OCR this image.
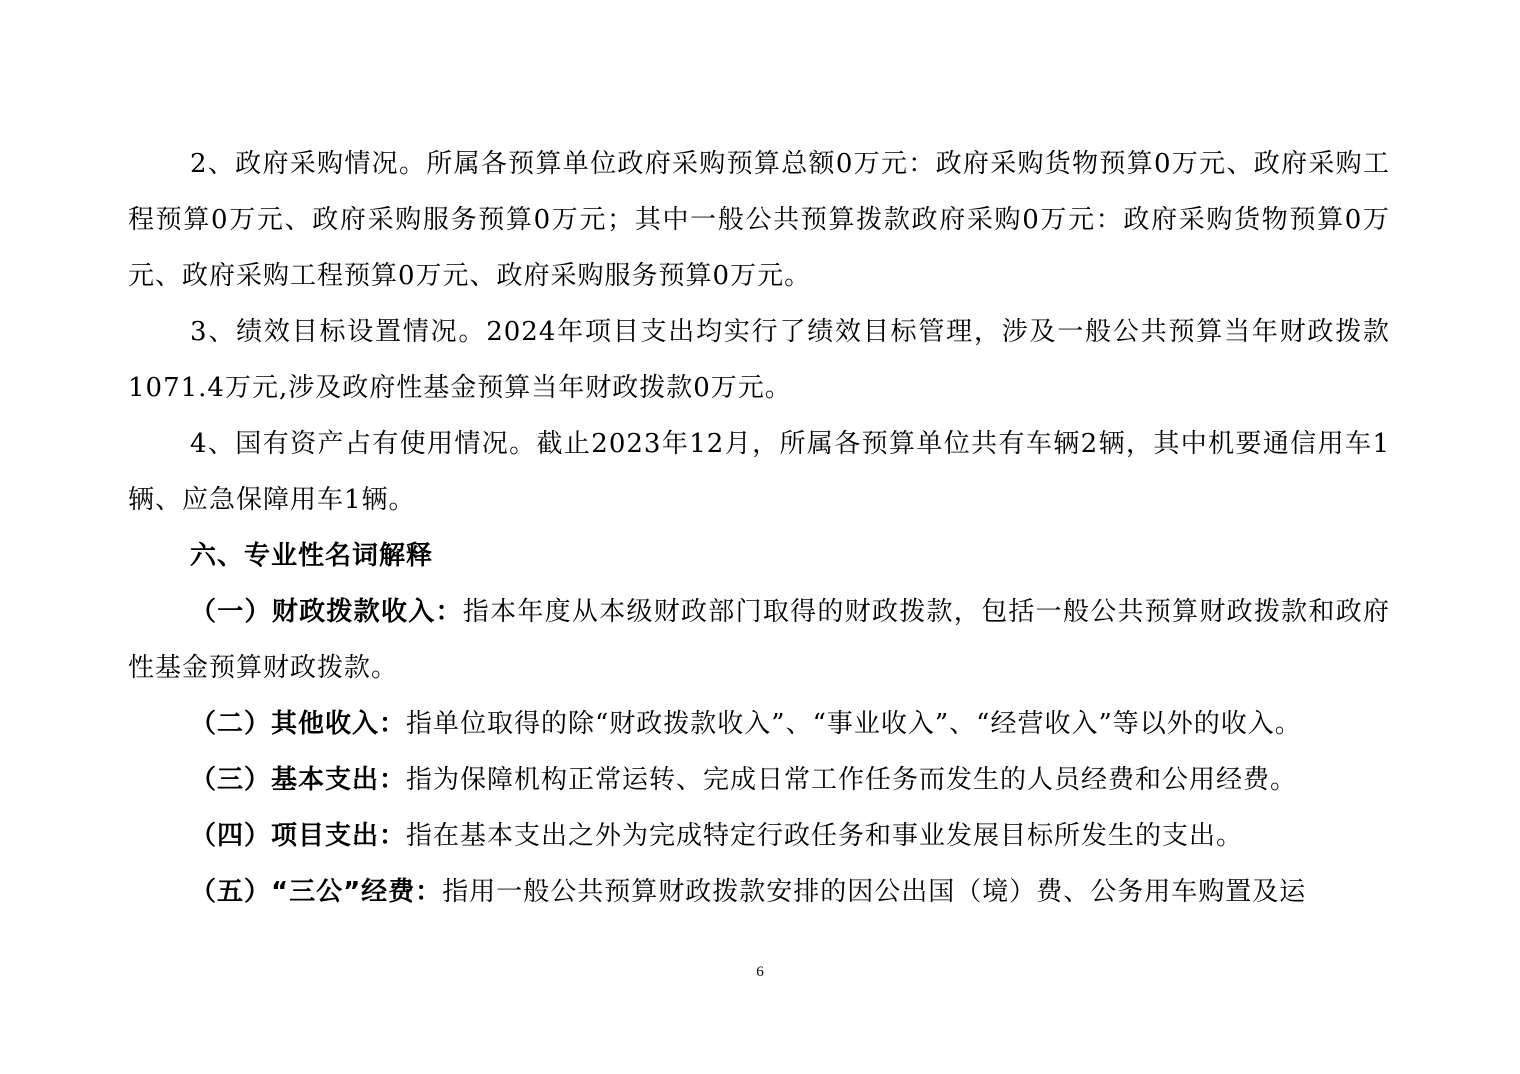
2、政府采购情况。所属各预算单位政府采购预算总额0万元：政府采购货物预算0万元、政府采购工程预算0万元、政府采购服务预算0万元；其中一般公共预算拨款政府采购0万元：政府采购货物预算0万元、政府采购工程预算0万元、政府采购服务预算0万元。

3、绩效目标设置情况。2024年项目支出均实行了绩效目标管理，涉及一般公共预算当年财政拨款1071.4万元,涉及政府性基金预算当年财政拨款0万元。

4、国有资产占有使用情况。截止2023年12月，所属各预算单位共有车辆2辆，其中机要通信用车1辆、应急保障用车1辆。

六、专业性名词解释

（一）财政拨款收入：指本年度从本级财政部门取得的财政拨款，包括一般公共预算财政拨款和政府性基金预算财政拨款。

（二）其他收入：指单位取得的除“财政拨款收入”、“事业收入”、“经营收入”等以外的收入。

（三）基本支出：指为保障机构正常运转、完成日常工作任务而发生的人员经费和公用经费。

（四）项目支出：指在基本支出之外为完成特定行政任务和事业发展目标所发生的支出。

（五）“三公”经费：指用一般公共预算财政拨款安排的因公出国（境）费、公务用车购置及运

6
+-------+
Copy every single line of the material above that holds "财政拨款收入".

（一）财政拨款收入：指本年度从本级财政部门取得的财政拨款，包括一般公共预算财政拨款和政府性基金预算财政拨款。
（二）其他收入：指单位取得的除“财政拨款收入”、“事业收入”、“经营收入”等以外的收入。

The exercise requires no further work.